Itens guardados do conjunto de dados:
──────────

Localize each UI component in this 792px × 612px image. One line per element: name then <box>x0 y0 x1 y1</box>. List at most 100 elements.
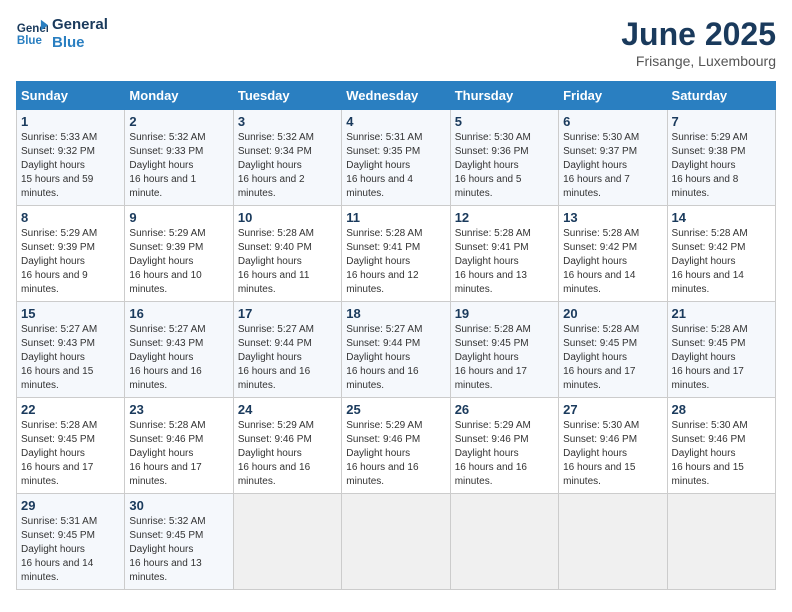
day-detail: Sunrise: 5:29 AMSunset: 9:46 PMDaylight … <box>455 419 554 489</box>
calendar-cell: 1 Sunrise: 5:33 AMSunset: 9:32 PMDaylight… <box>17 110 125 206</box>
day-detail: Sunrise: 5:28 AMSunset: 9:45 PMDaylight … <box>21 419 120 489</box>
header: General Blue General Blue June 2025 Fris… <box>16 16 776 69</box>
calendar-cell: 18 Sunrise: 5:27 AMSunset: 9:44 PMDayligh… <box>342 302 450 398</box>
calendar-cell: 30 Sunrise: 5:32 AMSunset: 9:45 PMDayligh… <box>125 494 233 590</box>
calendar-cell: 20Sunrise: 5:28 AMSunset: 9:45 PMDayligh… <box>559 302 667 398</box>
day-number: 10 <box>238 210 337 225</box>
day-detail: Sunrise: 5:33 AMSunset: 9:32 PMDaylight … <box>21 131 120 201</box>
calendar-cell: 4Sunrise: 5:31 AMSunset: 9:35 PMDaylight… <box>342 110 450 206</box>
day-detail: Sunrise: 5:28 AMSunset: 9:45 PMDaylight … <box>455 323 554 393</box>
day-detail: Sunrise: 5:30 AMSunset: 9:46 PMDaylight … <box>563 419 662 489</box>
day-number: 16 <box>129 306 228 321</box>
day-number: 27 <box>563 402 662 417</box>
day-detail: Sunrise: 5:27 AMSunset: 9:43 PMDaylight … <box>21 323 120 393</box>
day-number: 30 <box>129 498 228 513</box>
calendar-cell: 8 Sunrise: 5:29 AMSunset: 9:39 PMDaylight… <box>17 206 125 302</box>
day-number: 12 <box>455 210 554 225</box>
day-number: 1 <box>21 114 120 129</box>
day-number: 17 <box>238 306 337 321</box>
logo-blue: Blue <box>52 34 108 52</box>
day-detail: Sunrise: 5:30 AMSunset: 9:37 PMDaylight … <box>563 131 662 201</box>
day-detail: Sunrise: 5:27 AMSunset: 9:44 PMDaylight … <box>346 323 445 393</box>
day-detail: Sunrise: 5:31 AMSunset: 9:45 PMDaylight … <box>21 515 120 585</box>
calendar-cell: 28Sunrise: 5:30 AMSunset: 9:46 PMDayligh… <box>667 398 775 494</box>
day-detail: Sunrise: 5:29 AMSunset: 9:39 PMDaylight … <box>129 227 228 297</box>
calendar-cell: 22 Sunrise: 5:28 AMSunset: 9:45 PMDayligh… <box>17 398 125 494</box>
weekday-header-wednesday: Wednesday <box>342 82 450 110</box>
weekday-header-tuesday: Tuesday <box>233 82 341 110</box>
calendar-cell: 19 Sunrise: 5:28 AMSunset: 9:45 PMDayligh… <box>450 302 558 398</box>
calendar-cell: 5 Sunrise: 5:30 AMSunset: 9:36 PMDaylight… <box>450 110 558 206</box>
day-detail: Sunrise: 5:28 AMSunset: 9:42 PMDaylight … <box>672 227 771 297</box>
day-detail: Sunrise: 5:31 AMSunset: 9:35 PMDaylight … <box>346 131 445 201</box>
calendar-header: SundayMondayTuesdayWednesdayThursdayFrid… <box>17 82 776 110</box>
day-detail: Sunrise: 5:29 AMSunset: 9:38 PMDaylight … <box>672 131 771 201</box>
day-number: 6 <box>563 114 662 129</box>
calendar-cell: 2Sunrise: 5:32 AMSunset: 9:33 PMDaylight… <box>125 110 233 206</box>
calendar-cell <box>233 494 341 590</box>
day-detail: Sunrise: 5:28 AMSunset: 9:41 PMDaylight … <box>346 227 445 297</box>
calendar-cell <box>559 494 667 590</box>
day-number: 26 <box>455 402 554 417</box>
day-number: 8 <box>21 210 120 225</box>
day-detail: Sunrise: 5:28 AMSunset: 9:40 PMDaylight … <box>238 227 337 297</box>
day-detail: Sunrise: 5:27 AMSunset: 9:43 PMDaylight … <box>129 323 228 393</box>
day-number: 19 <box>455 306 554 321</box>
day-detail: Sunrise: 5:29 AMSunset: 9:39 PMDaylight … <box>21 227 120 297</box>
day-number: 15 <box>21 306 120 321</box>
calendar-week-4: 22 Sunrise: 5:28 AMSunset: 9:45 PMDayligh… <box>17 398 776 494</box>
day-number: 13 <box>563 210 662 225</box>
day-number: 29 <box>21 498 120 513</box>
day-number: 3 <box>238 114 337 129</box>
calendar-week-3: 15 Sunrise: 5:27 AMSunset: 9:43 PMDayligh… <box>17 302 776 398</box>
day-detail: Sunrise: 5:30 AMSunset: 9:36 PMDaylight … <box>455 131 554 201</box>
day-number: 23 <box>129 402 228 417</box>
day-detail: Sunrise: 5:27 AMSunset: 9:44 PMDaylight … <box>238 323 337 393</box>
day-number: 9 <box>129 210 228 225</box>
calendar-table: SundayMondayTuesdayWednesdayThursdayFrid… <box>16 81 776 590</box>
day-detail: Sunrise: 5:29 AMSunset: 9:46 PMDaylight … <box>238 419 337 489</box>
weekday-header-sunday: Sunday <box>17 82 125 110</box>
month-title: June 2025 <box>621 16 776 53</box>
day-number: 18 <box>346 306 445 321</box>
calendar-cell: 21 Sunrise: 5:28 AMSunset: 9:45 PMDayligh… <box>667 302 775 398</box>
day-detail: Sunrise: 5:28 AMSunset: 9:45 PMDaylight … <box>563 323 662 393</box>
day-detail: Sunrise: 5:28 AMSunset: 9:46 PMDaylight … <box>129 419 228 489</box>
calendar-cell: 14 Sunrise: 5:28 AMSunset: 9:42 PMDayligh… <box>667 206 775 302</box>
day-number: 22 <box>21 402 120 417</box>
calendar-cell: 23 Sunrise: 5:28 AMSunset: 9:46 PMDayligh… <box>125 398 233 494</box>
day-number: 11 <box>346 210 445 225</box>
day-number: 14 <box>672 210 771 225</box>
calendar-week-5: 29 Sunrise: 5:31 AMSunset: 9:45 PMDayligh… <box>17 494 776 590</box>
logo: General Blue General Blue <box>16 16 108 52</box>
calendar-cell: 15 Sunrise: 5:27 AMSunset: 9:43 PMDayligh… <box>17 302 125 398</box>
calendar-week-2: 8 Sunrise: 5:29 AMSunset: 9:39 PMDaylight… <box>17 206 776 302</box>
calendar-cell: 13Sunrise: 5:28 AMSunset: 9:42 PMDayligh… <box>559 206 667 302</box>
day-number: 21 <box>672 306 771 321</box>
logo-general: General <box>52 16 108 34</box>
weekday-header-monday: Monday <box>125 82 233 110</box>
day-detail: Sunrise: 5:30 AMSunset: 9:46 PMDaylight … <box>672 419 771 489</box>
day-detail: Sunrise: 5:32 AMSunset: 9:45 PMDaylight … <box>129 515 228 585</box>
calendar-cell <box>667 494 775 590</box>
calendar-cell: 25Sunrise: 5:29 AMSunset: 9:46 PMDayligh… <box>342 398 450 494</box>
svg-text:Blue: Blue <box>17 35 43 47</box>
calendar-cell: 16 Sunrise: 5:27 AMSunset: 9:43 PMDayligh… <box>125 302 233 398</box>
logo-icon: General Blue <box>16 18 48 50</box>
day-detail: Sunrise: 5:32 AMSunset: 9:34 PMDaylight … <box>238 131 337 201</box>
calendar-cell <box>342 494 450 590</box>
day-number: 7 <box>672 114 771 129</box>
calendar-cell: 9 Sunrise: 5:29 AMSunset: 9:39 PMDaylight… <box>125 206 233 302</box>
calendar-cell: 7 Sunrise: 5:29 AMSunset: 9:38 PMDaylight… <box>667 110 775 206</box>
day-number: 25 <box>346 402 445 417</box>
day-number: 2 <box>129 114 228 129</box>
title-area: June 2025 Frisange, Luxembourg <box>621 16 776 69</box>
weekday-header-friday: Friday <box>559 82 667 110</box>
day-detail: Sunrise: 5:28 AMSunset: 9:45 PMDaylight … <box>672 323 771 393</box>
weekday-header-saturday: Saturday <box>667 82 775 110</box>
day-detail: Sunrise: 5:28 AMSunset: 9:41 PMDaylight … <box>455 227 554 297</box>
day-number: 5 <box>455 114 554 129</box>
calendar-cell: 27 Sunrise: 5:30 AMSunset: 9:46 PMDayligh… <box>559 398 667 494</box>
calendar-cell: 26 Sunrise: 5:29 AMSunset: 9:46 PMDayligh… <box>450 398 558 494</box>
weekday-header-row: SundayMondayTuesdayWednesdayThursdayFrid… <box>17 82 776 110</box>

──────────

Transforme em uma lista numerada as linhas dos registros entre a que contém "day-detail: Sunrise: 5:29 AMSunset: 9:46 PMDaylight … <box>455" e a que contém "calendar-cell: 30 Sunrise: 5:32", incluindo as duas. Deixe de fora as linhas em branco.

1. day-detail: Sunrise: 5:29 AMSunset: 9:46 PMDaylight … <box>455 419 554 489</box>
2. calendar-cell: 1 Sunrise: 5:33 AMSunset: 9:32 PMDaylight… <box>17 110 125 206</box>
3. day-detail: Sunrise: 5:28 AMSunset: 9:45 PMDaylight … <box>21 419 120 489</box>
4. header: General Blue General Blue June 2025 Fris… <box>16 16 776 69</box>
5. calendar-cell: 18 Sunrise: 5:27 AMSunset: 9:44 PMDayligh… <box>342 302 450 398</box>
6. calendar-cell: 30 Sunrise: 5:32 AMSunset: 9:45 PMDayligh… <box>125 494 233 590</box>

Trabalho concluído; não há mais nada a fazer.